### Written exercise:
Copy out every line in which the string "icon" occurs.

### Dataset records:
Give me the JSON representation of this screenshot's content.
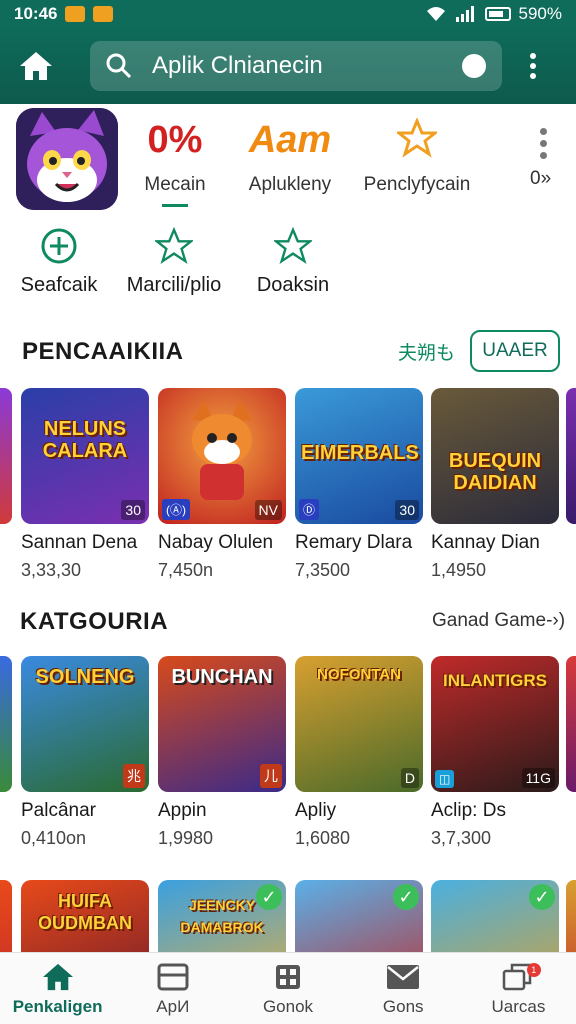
{
  "status": {
    "time": "10:46",
    "battery": "590%"
  },
  "search": {
    "query": "Aplik Clnianecin"
  },
  "app_header": {
    "stats": [
      {
        "value": "0%",
        "label": "Mecain",
        "color": "#d32020"
      },
      {
        "value": "Aam",
        "label": "Aplukleny",
        "color": "#f08a10"
      },
      {
        "value": "",
        "label": "Penclyfycain",
        "color": "#f0a020"
      }
    ],
    "more_label": "0»"
  },
  "actions": [
    {
      "label": "Seafcaik",
      "icon": "add-circle-icon"
    },
    {
      "label": "Marcili/plio",
      "icon": "star-outline-icon"
    },
    {
      "label": "Doaksin",
      "icon": "star-outline-icon"
    }
  ],
  "section1": {
    "title": "PENCAAIKIIA",
    "link": "夫朔も",
    "button": "UAAER",
    "cards": [
      {
        "art_text": "NELUNS CALARA",
        "title": "Sannan Dena",
        "sub": "3,33,30",
        "badge": "30",
        "badge_l": "",
        "colors": [
          "#2a3fa8",
          "#7a2fb0"
        ]
      },
      {
        "art_text": "",
        "title": "Nabay Olulen",
        "sub": "7,450n",
        "badge": "NV",
        "badge_l": "(Ⓐ)",
        "colors": [
          "#e8561a",
          "#c02020"
        ]
      },
      {
        "art_text": "EIMERBALS",
        "title": "Remary Dlara",
        "sub": "7,3500",
        "badge": "30",
        "badge_l": "Ⓓ",
        "colors": [
          "#3a9ad8",
          "#1a4aa0"
        ]
      },
      {
        "art_text": "BUEQUIN DAIDIAN",
        "title": "Kannay Dian",
        "sub": "1,4950",
        "badge": "",
        "badge_l": "",
        "colors": [
          "#5a4a3a",
          "#2a2a3a"
        ]
      }
    ]
  },
  "section2": {
    "title": "KATGOURIA",
    "more": "Ganad Game-›)",
    "cards": [
      {
        "art_text": "SOLNENG",
        "title": "Palcânar",
        "sub": "0,410on",
        "badge": "兆",
        "badge_l": "",
        "colors": [
          "#3a8ae0",
          "#2a6a30"
        ]
      },
      {
        "art_text": "BUNCHAN",
        "title": "Appin",
        "sub": "1,9980",
        "badge": "儿",
        "badge_l": "",
        "colors": [
          "#d84a1a",
          "#3a2a8a"
        ]
      },
      {
        "art_text": "NOFONTAN",
        "title": "Apliy",
        "sub": "1,6080",
        "badge": "D",
        "badge_l": "",
        "colors": [
          "#d8a030",
          "#4a6a2a"
        ]
      },
      {
        "art_text": "INLANTIGRS",
        "title": "Aclip: Ds",
        "sub": "3,7,300",
        "badge": "11G",
        "badge_l": "◫",
        "colors": [
          "#c02a2a",
          "#2a1a1a"
        ]
      }
    ]
  },
  "section3": {
    "cards": [
      {
        "art_text": "HUIFA OUDMBAN",
        "check": false,
        "colors": [
          "#e84a1a",
          "#6a1a2a"
        ]
      },
      {
        "art_text": "JEENCKY DAMABROK",
        "check": true,
        "colors": [
          "#3aa0e0",
          "#e8b040"
        ]
      },
      {
        "art_text": "",
        "check": true,
        "colors": [
          "#5ab0e8",
          "#c02a2a"
        ]
      },
      {
        "art_text": "",
        "check": true,
        "colors": [
          "#4ab0e0",
          "#d8a030"
        ]
      }
    ]
  },
  "bottom_nav": [
    {
      "label": "Penkaligen",
      "icon": "home-icon",
      "active": true
    },
    {
      "label": "ApИ",
      "icon": "apps-icon",
      "active": false
    },
    {
      "label": "Gonok",
      "icon": "grid-icon",
      "active": false
    },
    {
      "label": "Gons",
      "icon": "mail-icon",
      "active": false
    },
    {
      "label": "Uarcas",
      "icon": "updates-icon",
      "active": false,
      "badge": "1"
    }
  ]
}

### Solved exercise:
      "icon": "add-circle-icon"
      "icon": "star-outline-icon"
      "icon": "star-outline-icon"
      "icon": "home-icon",
      "icon": "apps-icon",
      "icon": "grid-icon",
      "icon": "mail-icon",
      "icon": "updates-icon",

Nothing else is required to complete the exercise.